Count how many lines of the material contain the string "screenshot", then give that number and nothing more.

(Data tied to figure images)
•••

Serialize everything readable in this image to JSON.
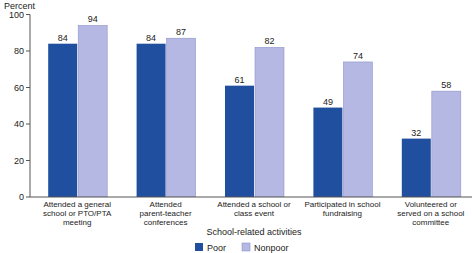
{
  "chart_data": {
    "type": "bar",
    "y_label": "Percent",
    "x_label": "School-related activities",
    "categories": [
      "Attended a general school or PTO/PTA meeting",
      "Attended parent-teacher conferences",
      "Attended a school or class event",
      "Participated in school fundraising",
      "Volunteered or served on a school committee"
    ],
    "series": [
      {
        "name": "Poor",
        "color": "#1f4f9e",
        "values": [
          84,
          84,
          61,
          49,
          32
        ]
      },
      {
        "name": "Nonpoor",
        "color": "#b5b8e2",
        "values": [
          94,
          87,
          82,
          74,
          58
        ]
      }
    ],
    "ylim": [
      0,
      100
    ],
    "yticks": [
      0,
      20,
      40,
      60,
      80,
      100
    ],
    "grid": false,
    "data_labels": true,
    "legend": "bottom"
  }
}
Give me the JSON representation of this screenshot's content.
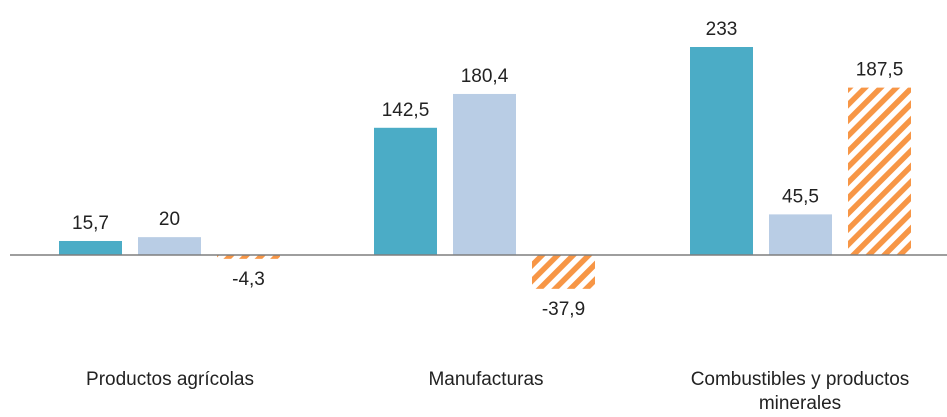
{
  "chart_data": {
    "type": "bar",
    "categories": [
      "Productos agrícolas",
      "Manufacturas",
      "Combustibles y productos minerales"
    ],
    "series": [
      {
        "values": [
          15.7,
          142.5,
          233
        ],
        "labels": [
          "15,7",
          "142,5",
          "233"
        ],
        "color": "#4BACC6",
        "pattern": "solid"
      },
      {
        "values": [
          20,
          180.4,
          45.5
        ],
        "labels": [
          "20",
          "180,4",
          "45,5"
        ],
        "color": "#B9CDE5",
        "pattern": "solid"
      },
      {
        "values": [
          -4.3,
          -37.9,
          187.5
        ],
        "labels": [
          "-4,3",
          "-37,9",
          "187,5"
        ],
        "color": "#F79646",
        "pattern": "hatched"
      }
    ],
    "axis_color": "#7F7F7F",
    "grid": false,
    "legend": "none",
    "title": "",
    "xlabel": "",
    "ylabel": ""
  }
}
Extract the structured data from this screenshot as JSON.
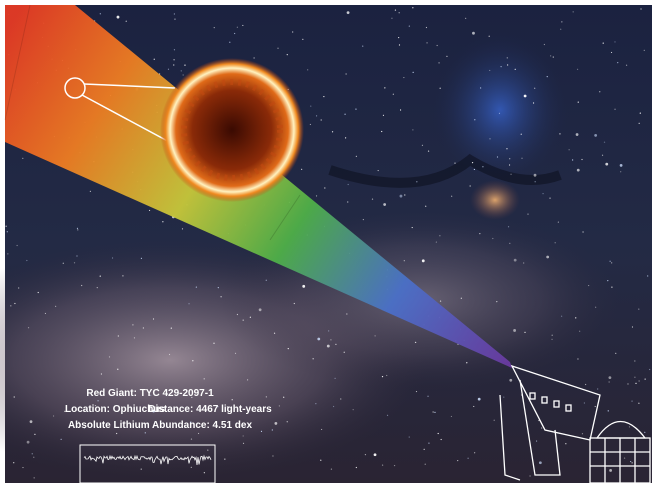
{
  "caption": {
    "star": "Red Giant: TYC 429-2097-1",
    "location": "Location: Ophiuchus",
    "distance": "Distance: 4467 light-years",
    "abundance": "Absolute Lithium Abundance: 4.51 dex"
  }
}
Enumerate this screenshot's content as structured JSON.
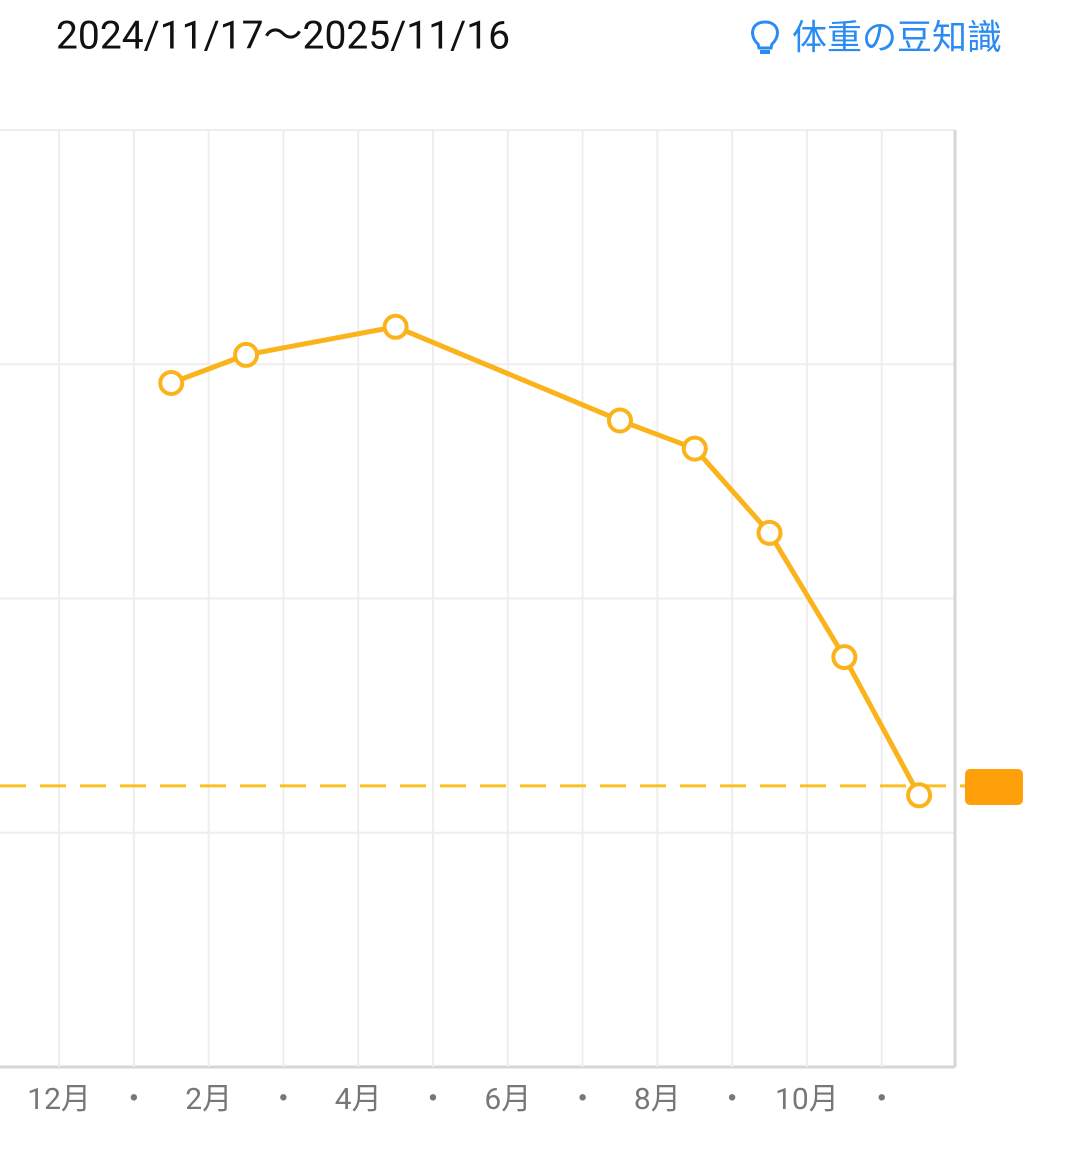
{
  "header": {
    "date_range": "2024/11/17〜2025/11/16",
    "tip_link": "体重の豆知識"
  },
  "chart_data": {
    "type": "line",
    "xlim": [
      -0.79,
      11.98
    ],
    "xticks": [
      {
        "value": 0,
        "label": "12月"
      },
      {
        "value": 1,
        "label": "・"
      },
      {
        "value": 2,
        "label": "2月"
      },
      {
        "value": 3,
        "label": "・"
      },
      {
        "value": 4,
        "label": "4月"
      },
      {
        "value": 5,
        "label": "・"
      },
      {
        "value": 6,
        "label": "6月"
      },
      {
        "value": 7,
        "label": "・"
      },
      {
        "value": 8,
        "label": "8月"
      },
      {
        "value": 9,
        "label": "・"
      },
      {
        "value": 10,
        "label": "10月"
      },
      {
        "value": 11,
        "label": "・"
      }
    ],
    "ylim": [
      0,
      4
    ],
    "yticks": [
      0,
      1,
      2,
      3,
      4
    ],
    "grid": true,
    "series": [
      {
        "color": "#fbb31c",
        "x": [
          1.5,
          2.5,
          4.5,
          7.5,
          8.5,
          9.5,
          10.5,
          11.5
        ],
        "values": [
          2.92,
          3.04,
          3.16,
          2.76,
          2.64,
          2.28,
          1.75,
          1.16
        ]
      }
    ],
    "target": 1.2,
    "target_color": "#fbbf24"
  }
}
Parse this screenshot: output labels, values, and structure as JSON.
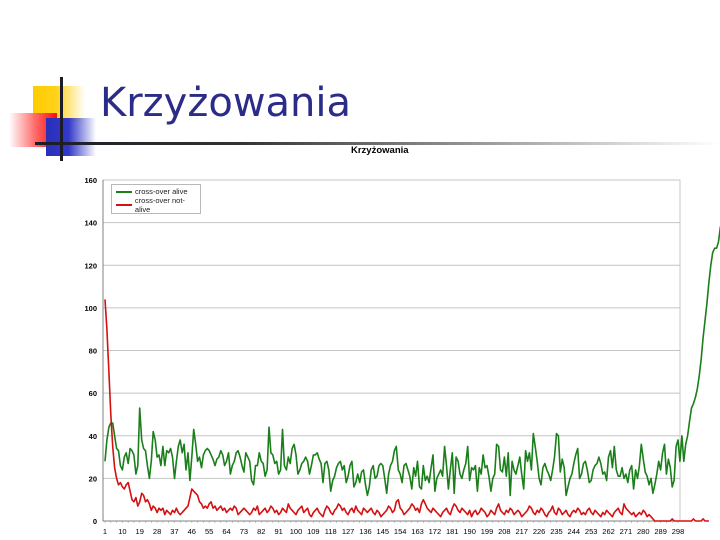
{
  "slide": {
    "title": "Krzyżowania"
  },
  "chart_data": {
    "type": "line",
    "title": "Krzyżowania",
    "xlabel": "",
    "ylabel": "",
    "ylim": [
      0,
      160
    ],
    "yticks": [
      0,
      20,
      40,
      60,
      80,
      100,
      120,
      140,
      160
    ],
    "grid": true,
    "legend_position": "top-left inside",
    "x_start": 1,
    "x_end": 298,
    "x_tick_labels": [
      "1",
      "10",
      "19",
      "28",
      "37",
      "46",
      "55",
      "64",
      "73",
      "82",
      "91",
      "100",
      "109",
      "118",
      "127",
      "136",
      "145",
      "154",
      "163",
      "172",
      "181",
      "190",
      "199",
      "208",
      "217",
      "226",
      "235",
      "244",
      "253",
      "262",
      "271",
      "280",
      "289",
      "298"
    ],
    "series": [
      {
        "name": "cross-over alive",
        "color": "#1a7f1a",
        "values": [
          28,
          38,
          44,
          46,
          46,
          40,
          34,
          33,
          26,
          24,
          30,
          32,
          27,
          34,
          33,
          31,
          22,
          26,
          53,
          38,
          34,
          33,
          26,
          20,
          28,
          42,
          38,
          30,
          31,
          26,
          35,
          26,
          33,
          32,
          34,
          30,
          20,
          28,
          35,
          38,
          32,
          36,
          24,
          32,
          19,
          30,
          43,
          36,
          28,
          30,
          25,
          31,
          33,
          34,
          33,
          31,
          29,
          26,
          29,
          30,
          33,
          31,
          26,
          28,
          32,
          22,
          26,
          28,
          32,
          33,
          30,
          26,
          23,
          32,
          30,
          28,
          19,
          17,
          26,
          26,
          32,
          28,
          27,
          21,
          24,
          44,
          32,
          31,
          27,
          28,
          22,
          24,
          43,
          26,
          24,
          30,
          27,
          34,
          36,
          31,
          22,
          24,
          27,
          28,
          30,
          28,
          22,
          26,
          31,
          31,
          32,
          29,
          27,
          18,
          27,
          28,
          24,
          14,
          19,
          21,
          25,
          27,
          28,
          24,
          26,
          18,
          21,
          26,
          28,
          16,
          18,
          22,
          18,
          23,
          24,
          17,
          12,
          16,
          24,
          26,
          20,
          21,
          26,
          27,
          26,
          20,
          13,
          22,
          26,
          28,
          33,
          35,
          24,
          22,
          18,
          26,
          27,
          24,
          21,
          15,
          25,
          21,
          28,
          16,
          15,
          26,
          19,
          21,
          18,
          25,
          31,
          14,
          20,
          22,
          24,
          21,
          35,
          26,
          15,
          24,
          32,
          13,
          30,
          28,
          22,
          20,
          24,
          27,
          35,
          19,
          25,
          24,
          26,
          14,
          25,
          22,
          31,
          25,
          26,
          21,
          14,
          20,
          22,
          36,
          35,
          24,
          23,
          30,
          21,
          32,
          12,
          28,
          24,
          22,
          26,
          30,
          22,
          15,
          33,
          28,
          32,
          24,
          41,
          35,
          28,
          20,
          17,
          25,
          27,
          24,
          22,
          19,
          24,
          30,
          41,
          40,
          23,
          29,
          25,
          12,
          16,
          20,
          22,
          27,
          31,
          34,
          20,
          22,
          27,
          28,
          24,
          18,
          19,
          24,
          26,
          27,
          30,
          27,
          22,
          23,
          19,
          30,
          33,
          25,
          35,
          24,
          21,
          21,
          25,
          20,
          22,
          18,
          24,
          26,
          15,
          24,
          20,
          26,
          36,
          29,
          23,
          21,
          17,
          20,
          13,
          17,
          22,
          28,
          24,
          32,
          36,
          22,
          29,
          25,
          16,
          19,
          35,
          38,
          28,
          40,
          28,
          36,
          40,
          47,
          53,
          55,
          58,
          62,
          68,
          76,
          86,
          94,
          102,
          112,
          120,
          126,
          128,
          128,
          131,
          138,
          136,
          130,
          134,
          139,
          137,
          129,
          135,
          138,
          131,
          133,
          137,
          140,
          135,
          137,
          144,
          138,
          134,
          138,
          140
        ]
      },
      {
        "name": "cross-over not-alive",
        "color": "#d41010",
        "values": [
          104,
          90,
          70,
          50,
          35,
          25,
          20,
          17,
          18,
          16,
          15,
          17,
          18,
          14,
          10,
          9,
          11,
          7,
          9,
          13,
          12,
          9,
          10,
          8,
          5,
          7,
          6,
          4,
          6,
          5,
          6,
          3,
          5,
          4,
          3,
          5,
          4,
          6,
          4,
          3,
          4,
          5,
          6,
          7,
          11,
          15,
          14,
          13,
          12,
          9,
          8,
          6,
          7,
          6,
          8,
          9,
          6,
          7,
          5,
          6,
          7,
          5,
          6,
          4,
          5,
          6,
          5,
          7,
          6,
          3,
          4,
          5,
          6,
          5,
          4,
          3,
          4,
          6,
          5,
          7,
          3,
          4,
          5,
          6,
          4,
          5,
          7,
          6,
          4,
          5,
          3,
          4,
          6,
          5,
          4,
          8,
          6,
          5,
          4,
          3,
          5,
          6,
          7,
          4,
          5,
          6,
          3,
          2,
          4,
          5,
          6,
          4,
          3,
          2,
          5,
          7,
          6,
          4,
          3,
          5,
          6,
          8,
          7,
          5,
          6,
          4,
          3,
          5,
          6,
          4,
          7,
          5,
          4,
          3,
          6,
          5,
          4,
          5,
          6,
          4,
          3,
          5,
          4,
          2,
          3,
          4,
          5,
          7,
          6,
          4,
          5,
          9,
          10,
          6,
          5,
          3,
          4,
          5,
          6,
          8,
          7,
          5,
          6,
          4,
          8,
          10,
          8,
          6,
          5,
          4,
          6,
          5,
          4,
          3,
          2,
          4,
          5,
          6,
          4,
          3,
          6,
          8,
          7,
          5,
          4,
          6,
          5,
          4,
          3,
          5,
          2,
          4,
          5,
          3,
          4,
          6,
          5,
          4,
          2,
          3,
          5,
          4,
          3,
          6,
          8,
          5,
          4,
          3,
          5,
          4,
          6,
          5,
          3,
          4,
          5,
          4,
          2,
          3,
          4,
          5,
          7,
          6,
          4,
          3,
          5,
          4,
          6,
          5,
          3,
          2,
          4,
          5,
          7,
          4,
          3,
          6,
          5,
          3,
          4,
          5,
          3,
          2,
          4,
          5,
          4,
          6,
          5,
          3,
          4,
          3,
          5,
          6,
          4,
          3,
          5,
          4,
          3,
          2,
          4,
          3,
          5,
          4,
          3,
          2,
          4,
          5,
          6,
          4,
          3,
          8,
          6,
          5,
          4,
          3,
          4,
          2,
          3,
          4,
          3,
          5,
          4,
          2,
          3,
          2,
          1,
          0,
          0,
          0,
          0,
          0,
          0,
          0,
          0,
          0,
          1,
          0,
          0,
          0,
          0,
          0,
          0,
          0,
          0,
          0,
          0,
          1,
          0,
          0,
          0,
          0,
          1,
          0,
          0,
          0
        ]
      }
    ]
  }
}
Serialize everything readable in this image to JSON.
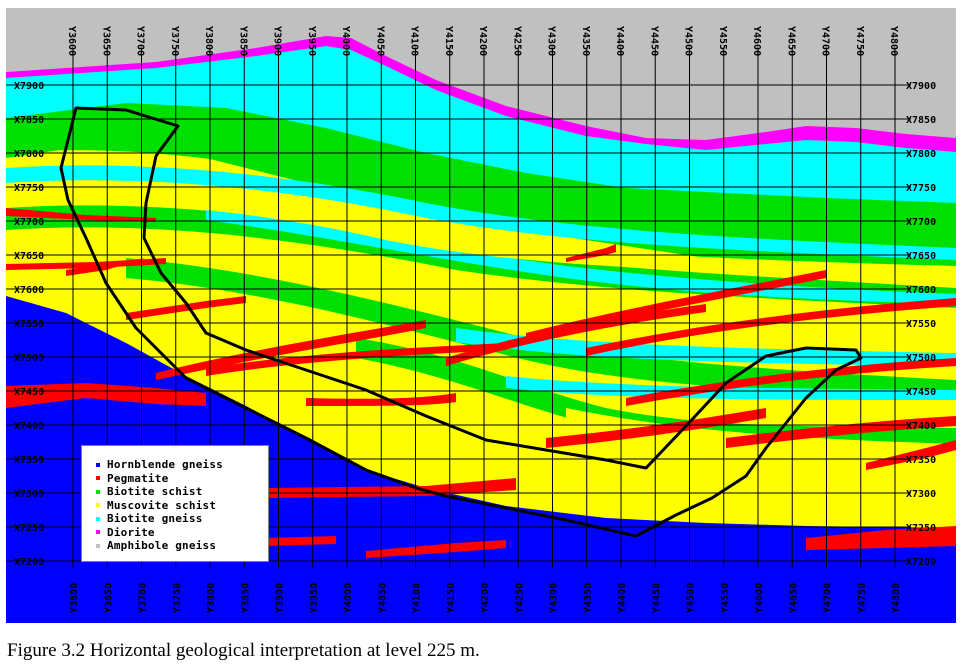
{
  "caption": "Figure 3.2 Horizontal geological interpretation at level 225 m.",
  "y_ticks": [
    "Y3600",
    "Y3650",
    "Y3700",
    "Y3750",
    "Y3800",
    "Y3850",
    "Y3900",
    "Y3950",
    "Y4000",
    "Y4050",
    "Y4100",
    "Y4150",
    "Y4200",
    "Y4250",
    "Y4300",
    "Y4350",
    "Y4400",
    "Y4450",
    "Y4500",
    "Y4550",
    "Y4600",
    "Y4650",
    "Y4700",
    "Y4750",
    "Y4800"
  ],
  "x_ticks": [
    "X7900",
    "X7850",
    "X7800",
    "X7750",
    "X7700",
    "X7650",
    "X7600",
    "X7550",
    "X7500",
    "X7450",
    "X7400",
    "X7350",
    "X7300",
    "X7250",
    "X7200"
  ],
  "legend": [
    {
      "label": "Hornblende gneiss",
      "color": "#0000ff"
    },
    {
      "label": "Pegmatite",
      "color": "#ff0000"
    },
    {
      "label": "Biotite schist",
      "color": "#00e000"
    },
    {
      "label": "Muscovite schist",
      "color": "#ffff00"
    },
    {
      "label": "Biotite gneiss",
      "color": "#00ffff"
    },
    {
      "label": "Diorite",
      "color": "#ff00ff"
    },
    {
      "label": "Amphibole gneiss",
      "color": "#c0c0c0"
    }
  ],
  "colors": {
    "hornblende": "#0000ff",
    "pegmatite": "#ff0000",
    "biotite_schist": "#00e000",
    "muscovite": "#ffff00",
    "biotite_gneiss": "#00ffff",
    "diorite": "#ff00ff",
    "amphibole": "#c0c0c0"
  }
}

•••

Task response:
4